#### RECORDS SUPPLIED
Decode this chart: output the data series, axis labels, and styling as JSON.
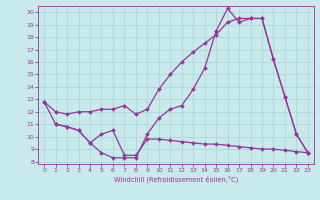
{
  "xlabel": "Windchill (Refroidissement éolien,°C)",
  "background_color": "#c8eaea",
  "line_color": "#993399",
  "grid_color": "#a8d4d4",
  "xlim": [
    -0.5,
    23.5
  ],
  "ylim": [
    7.8,
    20.5
  ],
  "xticks": [
    0,
    1,
    2,
    3,
    4,
    5,
    6,
    7,
    8,
    9,
    10,
    11,
    12,
    13,
    14,
    15,
    16,
    17,
    18,
    19,
    20,
    21,
    22,
    23
  ],
  "yticks": [
    8,
    9,
    10,
    11,
    12,
    13,
    14,
    15,
    16,
    17,
    18,
    19,
    20
  ],
  "line1_x": [
    0,
    1,
    2,
    3,
    4,
    5,
    6,
    7,
    8,
    9,
    10,
    11,
    12,
    13,
    14,
    15,
    16,
    17,
    18,
    19,
    20,
    21,
    22,
    23
  ],
  "line1_y": [
    12.8,
    12.0,
    11.8,
    12.0,
    12.0,
    12.2,
    12.2,
    12.5,
    11.8,
    12.2,
    13.8,
    15.0,
    16.0,
    16.8,
    17.5,
    18.2,
    19.2,
    19.5,
    19.5,
    19.5,
    16.2,
    13.2,
    10.2,
    8.7
  ],
  "line2_x": [
    0,
    1,
    2,
    3,
    4,
    5,
    6,
    7,
    8,
    9,
    10,
    11,
    12,
    13,
    14,
    15,
    16,
    17,
    18,
    19,
    20,
    21,
    22,
    23
  ],
  "line2_y": [
    12.8,
    11.0,
    10.8,
    10.5,
    9.5,
    8.7,
    8.3,
    8.3,
    8.3,
    10.2,
    11.5,
    12.2,
    12.5,
    13.8,
    15.5,
    18.5,
    20.3,
    19.2,
    19.5,
    19.5,
    16.2,
    13.2,
    10.2,
    8.7
  ],
  "line3_x": [
    1,
    2,
    3,
    4,
    5,
    6,
    7,
    8,
    9,
    10,
    11,
    12,
    13,
    14,
    15,
    16,
    17,
    18,
    19,
    20,
    21,
    22,
    23
  ],
  "line3_y": [
    11.0,
    10.8,
    10.5,
    9.5,
    10.2,
    10.5,
    8.5,
    8.5,
    9.8,
    9.8,
    9.7,
    9.6,
    9.5,
    9.4,
    9.4,
    9.3,
    9.2,
    9.1,
    9.0,
    9.0,
    8.9,
    8.8,
    8.7
  ]
}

#### TASK DETAILS
Leave the pictures out, and transcribe each of the records exactly.

#### FULL OUTPUT
Decode this chart: output the data series, axis labels, and styling as JSON.
{
  "xlabel": "Windchill (Refroidissement éolien,°C)",
  "background_color": "#c8eaea",
  "line_color": "#993399",
  "grid_color": "#a8d4d4",
  "xlim": [
    -0.5,
    23.5
  ],
  "ylim": [
    7.8,
    20.5
  ],
  "xticks": [
    0,
    1,
    2,
    3,
    4,
    5,
    6,
    7,
    8,
    9,
    10,
    11,
    12,
    13,
    14,
    15,
    16,
    17,
    18,
    19,
    20,
    21,
    22,
    23
  ],
  "yticks": [
    8,
    9,
    10,
    11,
    12,
    13,
    14,
    15,
    16,
    17,
    18,
    19,
    20
  ],
  "line1_x": [
    0,
    1,
    2,
    3,
    4,
    5,
    6,
    7,
    8,
    9,
    10,
    11,
    12,
    13,
    14,
    15,
    16,
    17,
    18,
    19,
    20,
    21,
    22,
    23
  ],
  "line1_y": [
    12.8,
    12.0,
    11.8,
    12.0,
    12.0,
    12.2,
    12.2,
    12.5,
    11.8,
    12.2,
    13.8,
    15.0,
    16.0,
    16.8,
    17.5,
    18.2,
    19.2,
    19.5,
    19.5,
    19.5,
    16.2,
    13.2,
    10.2,
    8.7
  ],
  "line2_x": [
    0,
    1,
    2,
    3,
    4,
    5,
    6,
    7,
    8,
    9,
    10,
    11,
    12,
    13,
    14,
    15,
    16,
    17,
    18,
    19,
    20,
    21,
    22,
    23
  ],
  "line2_y": [
    12.8,
    11.0,
    10.8,
    10.5,
    9.5,
    8.7,
    8.3,
    8.3,
    8.3,
    10.2,
    11.5,
    12.2,
    12.5,
    13.8,
    15.5,
    18.5,
    20.3,
    19.2,
    19.5,
    19.5,
    16.2,
    13.2,
    10.2,
    8.7
  ],
  "line3_x": [
    1,
    2,
    3,
    4,
    5,
    6,
    7,
    8,
    9,
    10,
    11,
    12,
    13,
    14,
    15,
    16,
    17,
    18,
    19,
    20,
    21,
    22,
    23
  ],
  "line3_y": [
    11.0,
    10.8,
    10.5,
    9.5,
    10.2,
    10.5,
    8.5,
    8.5,
    9.8,
    9.8,
    9.7,
    9.6,
    9.5,
    9.4,
    9.4,
    9.3,
    9.2,
    9.1,
    9.0,
    9.0,
    8.9,
    8.8,
    8.7
  ]
}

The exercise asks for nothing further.